Copy every line in the records below that contains the word "this".
----------
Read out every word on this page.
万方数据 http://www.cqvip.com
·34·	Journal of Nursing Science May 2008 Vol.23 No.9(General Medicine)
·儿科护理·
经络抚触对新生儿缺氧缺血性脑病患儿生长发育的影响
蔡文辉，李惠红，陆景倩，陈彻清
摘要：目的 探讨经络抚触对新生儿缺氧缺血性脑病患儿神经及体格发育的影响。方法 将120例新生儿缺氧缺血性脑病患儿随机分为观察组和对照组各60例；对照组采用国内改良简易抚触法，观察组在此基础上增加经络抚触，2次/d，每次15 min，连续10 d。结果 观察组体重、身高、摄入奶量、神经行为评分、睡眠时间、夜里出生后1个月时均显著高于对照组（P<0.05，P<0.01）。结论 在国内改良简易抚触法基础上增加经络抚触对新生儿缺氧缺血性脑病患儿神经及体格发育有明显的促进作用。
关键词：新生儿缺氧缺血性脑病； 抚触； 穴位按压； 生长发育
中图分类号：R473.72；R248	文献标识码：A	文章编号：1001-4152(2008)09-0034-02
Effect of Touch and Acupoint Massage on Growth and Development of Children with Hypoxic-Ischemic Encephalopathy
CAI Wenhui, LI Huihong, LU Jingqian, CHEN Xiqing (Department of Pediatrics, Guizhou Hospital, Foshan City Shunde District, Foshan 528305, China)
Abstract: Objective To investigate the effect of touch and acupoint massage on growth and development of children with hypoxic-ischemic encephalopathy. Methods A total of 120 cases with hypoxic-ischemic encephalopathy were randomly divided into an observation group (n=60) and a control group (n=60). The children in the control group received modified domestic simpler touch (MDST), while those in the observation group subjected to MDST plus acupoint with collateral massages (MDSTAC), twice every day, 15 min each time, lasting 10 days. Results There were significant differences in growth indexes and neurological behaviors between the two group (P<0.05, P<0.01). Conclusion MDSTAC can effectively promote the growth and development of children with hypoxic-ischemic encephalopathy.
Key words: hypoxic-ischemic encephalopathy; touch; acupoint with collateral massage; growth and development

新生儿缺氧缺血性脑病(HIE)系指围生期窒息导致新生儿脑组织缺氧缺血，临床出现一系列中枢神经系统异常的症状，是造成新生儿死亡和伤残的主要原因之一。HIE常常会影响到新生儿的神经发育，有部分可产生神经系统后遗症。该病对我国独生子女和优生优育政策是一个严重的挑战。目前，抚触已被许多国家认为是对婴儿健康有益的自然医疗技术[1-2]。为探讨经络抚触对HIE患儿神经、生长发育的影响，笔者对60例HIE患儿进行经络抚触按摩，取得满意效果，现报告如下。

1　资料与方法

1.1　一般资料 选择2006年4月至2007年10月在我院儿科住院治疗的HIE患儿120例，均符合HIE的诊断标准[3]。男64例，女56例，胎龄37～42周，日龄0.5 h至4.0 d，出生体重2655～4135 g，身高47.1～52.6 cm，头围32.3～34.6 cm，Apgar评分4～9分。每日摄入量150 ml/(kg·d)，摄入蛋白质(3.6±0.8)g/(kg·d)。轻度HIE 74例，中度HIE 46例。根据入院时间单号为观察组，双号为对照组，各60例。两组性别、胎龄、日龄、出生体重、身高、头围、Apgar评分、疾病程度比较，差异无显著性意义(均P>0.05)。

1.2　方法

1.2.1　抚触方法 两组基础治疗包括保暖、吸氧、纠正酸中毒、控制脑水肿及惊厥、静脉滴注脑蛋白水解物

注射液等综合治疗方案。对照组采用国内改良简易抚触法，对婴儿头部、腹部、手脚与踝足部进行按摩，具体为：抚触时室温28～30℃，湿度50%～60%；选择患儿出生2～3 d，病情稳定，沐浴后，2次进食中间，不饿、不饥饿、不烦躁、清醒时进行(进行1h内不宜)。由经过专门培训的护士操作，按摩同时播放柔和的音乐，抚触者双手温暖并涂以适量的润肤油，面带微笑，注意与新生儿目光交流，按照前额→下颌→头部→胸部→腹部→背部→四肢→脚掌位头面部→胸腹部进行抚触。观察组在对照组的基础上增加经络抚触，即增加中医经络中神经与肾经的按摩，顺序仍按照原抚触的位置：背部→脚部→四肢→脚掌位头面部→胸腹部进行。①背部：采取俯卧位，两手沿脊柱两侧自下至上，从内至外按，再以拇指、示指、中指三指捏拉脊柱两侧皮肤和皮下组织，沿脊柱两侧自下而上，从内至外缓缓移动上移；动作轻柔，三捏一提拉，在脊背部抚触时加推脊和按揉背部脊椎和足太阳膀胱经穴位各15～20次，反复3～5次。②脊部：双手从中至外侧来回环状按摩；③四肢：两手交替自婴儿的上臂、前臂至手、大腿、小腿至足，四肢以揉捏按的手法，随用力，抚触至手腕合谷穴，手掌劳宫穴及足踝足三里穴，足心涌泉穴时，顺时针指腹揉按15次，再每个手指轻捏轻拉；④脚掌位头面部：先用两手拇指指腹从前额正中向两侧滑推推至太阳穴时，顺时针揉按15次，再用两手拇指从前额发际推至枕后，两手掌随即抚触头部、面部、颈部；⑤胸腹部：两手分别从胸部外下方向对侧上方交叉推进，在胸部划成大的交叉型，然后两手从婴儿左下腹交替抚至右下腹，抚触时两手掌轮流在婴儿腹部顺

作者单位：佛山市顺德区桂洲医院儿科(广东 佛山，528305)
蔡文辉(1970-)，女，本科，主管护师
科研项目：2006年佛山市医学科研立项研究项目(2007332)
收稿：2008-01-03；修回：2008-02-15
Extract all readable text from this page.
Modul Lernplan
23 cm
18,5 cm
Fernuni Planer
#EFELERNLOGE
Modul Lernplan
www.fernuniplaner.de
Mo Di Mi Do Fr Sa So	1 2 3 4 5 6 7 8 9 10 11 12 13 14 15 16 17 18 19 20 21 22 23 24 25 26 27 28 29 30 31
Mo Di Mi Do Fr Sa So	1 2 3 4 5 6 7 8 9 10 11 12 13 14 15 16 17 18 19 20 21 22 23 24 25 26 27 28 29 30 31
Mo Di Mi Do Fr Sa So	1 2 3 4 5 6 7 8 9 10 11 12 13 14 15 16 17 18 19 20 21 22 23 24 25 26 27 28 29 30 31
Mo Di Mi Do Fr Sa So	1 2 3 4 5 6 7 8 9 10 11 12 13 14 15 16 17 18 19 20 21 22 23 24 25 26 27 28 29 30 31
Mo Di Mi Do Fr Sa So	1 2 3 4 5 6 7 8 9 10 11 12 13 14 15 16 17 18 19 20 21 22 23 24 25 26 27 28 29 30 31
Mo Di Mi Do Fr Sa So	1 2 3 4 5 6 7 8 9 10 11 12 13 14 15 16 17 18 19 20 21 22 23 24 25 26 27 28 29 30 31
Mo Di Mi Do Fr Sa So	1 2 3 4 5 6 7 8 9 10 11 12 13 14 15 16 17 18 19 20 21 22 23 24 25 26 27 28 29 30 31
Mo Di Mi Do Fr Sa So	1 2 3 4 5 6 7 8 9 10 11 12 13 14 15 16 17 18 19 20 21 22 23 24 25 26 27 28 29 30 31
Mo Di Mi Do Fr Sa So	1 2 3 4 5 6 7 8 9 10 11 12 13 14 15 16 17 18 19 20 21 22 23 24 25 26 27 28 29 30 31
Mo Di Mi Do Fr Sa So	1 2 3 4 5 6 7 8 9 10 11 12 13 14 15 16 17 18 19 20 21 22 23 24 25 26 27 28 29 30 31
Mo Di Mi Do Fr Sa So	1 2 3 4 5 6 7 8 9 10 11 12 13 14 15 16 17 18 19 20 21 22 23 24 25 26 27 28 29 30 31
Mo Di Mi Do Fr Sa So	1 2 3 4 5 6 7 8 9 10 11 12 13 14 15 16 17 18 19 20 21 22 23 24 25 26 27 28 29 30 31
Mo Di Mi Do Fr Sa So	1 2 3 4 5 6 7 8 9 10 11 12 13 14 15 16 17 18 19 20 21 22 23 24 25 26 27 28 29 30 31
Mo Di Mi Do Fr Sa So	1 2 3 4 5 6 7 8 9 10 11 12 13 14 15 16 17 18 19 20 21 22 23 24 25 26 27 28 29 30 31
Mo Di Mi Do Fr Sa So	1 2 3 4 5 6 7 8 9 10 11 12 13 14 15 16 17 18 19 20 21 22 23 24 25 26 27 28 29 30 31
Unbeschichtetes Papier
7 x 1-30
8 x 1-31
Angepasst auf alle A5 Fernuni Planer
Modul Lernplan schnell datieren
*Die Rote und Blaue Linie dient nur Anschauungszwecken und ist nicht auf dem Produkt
----------
*Full response*
Read out every word on this page.
Extract all readable text from this page.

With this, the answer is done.